── The data ──
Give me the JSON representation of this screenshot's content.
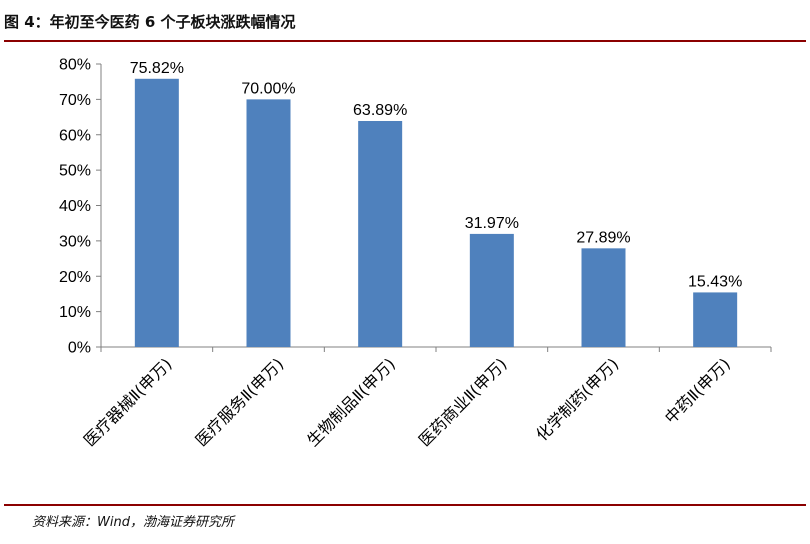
{
  "header": {
    "title": "图 4：年初至今医药 6 个子板块涨跌幅情况"
  },
  "footer": {
    "source": "资料来源：Wind，渤海证券研究所"
  },
  "chart_data": {
    "type": "bar",
    "title": "",
    "xlabel": "",
    "ylabel": "",
    "categories": [
      "医疗器械Ⅱ(申万)",
      "医疗服务Ⅱ(申万)",
      "生物制品Ⅱ(申万)",
      "医药商业Ⅱ(申万)",
      "化学制药(申万)",
      "中药Ⅱ(申万)"
    ],
    "values": [
      75.82,
      70.0,
      63.89,
      31.97,
      27.89,
      15.43
    ],
    "data_labels": [
      "75.82%",
      "70.00%",
      "63.89%",
      "31.97%",
      "27.89%",
      "15.43%"
    ],
    "ylim": [
      0,
      80
    ],
    "yticks": [
      0,
      10,
      20,
      30,
      40,
      50,
      60,
      70,
      80
    ],
    "ytick_labels": [
      "0%",
      "10%",
      "20%",
      "30%",
      "40%",
      "50%",
      "60%",
      "70%",
      "80%"
    ],
    "grid": false,
    "legend": "none",
    "bar_color": "#4f81bd"
  }
}
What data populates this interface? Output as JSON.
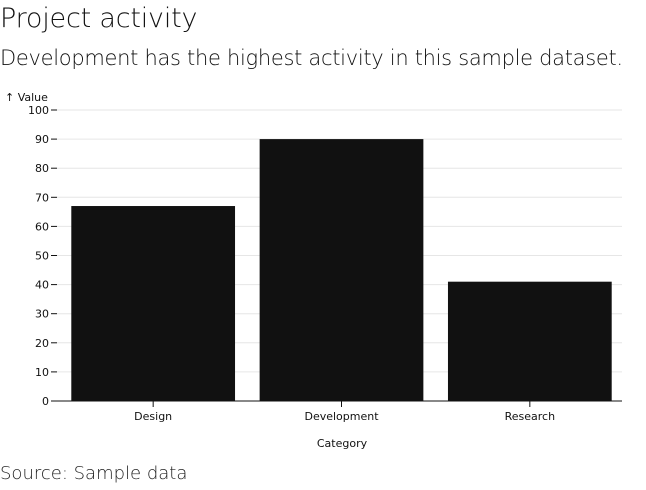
{
  "header": {
    "title": "Project activity",
    "subtitle": "Development has the highest activity in this sample dataset."
  },
  "footer": {
    "caption": "Source: Sample data"
  },
  "colors": {
    "bar": "#111111",
    "grid": "#e6e6e6",
    "axis": "#111111"
  },
  "chart_data": {
    "type": "bar",
    "categories": [
      "Design",
      "Development",
      "Research"
    ],
    "values": [
      67,
      90,
      41
    ],
    "title": "Project activity",
    "subtitle": "Development has the highest activity in this sample dataset.",
    "xlabel": "Category",
    "ylabel": "↑ Value",
    "ylim": [
      0,
      100
    ],
    "yticks": [
      0,
      10,
      20,
      30,
      40,
      50,
      60,
      70,
      80,
      90,
      100
    ],
    "grid": true,
    "legend": "none"
  }
}
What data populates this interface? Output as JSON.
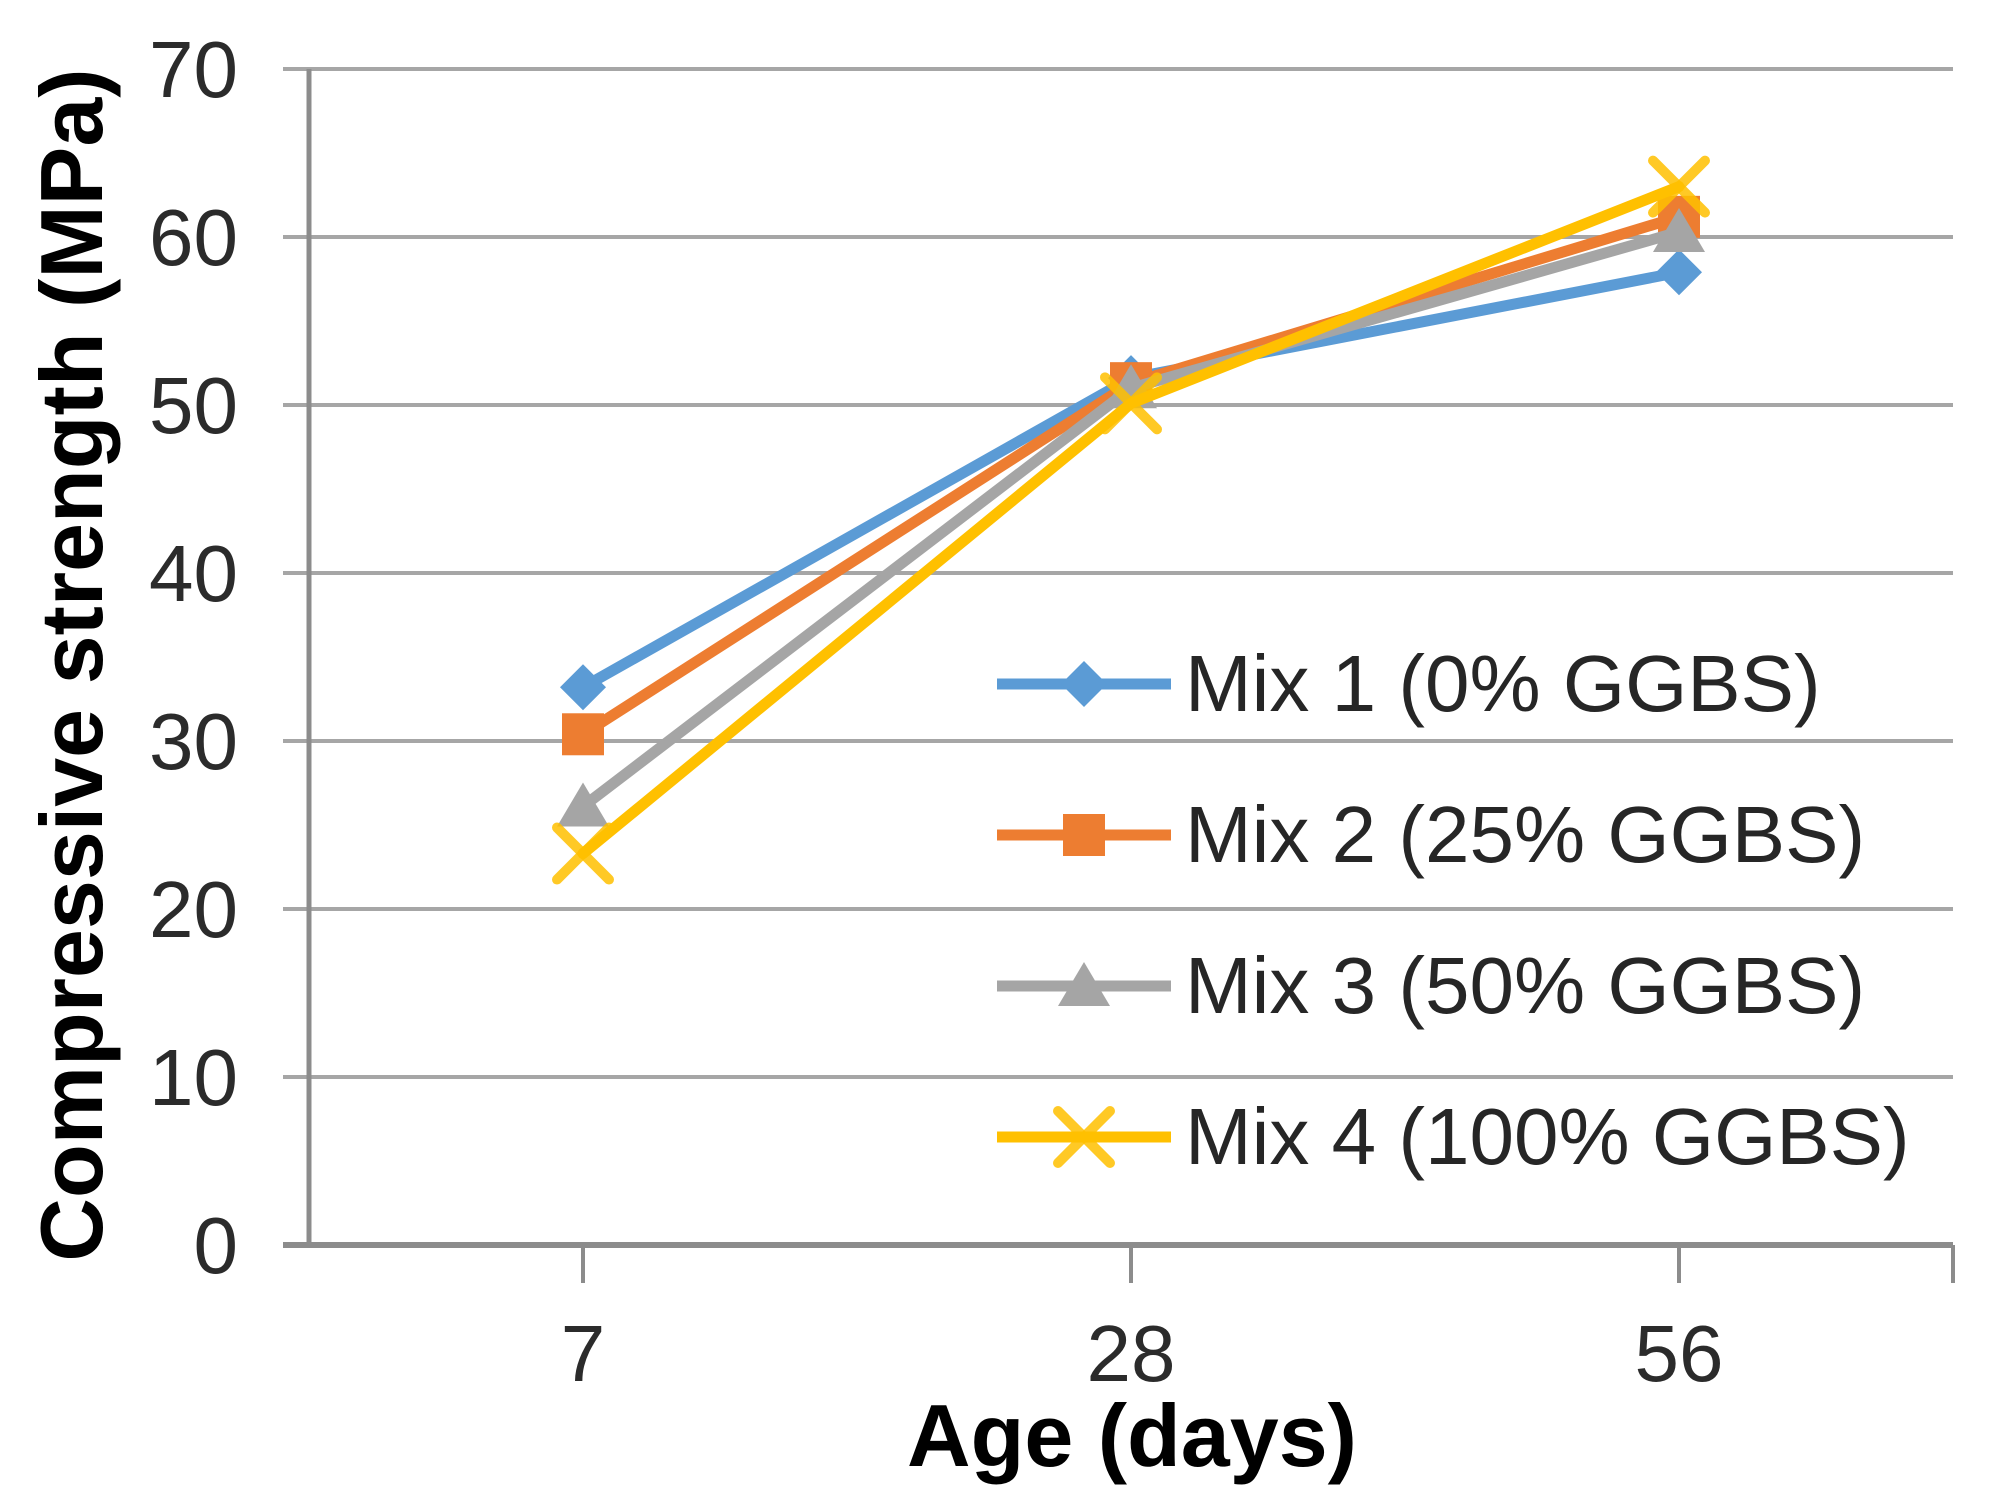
{
  "chart_data": {
    "type": "line",
    "title": "",
    "xlabel": "Age (days)",
    "ylabel": "Compressive strength (MPa)",
    "categories": [
      "7",
      "28",
      "56"
    ],
    "y_ticks": [
      0,
      10,
      20,
      30,
      40,
      50,
      60,
      70
    ],
    "ylim": [
      0,
      70
    ],
    "grid": "horizontal",
    "legend_position": "inside-right",
    "series": [
      {
        "name": "Mix 1 (0% GGBS)",
        "marker": "diamond",
        "color": "#5B9BD5",
        "values": [
          33.2,
          51.6,
          57.9
        ]
      },
      {
        "name": "Mix 2 (25% GGBS)",
        "marker": "square",
        "color": "#ED7D31",
        "values": [
          30.4,
          51.3,
          61.2
        ]
      },
      {
        "name": "Mix 3 (50% GGBS)",
        "marker": "triangle",
        "color": "#A5A5A5",
        "values": [
          26.1,
          51.0,
          60.3
        ]
      },
      {
        "name": "Mix 4 (100% GGBS)",
        "marker": "x",
        "color": "#FFC000",
        "values": [
          23.3,
          50.1,
          63.0
        ]
      }
    ],
    "colors": {
      "gridline": "#A6A6A6",
      "axis_line": "#8C8C8C",
      "tick_text": "#2B2B2B",
      "title_text": "#000000",
      "background": "#FFFFFF"
    }
  }
}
───
Given instruction: Copy the listing over exactly, skipping the pictures it holds.

Answer below:
Give me the JSON representation of this screenshot's content.
{
  "header": {
    "title": "图 4：年初至今医药 6 个子板块涨跌幅情况"
  },
  "footer": {
    "source": "资料来源：Wind，渤海证券研究所"
  },
  "chart_data": {
    "type": "bar",
    "title": "",
    "xlabel": "",
    "ylabel": "",
    "categories": [
      "医疗器械Ⅱ(申万)",
      "医疗服务Ⅱ(申万)",
      "生物制品Ⅱ(申万)",
      "医药商业Ⅱ(申万)",
      "化学制药(申万)",
      "中药Ⅱ(申万)"
    ],
    "values": [
      75.82,
      70.0,
      63.89,
      31.97,
      27.89,
      15.43
    ],
    "data_labels": [
      "75.82%",
      "70.00%",
      "63.89%",
      "31.97%",
      "27.89%",
      "15.43%"
    ],
    "ylim": [
      0,
      80
    ],
    "yticks": [
      0,
      10,
      20,
      30,
      40,
      50,
      60,
      70,
      80
    ],
    "ytick_labels": [
      "0%",
      "10%",
      "20%",
      "30%",
      "40%",
      "50%",
      "60%",
      "70%",
      "80%"
    ],
    "grid": false,
    "legend": "none",
    "bar_color": "#4f81bd"
  }
}
What data populates this interface? Output as JSON.
{
  "header": {
    "title": "Project activity",
    "subtitle": "Development has the highest activity in this sample dataset."
  },
  "footer": {
    "caption": "Source: Sample data"
  },
  "colors": {
    "bar": "#111111",
    "grid": "#e6e6e6",
    "axis": "#111111"
  },
  "chart_data": {
    "type": "bar",
    "categories": [
      "Design",
      "Development",
      "Research"
    ],
    "values": [
      67,
      90,
      41
    ],
    "title": "Project activity",
    "subtitle": "Development has the highest activity in this sample dataset.",
    "xlabel": "Category",
    "ylabel": "↑ Value",
    "ylim": [
      0,
      100
    ],
    "yticks": [
      0,
      10,
      20,
      30,
      40,
      50,
      60,
      70,
      80,
      90,
      100
    ],
    "grid": true,
    "legend": "none"
  }
}
What data populates this interface? Output as JSON.
{
  "chart_data": {
    "type": "line",
    "title": "",
    "xlabel": "Age (days)",
    "ylabel": "Compressive strength (MPa)",
    "categories": [
      "7",
      "28",
      "56"
    ],
    "y_ticks": [
      0,
      10,
      20,
      30,
      40,
      50,
      60,
      70
    ],
    "ylim": [
      0,
      70
    ],
    "grid": "horizontal",
    "legend_position": "inside-right",
    "series": [
      {
        "name": "Mix 1 (0% GGBS)",
        "marker": "diamond",
        "color": "#5B9BD5",
        "values": [
          33.2,
          51.6,
          57.9
        ]
      },
      {
        "name": "Mix 2 (25% GGBS)",
        "marker": "square",
        "color": "#ED7D31",
        "values": [
          30.4,
          51.3,
          61.2
        ]
      },
      {
        "name": "Mix 3 (50% GGBS)",
        "marker": "triangle",
        "color": "#A5A5A5",
        "values": [
          26.1,
          51.0,
          60.3
        ]
      },
      {
        "name": "Mix 4 (100% GGBS)",
        "marker": "x",
        "color": "#FFC000",
        "values": [
          23.3,
          50.1,
          63.0
        ]
      }
    ],
    "colors": {
      "gridline": "#A6A6A6",
      "axis_line": "#8C8C8C",
      "tick_text": "#2B2B2B",
      "title_text": "#000000",
      "background": "#FFFFFF"
    }
  }
}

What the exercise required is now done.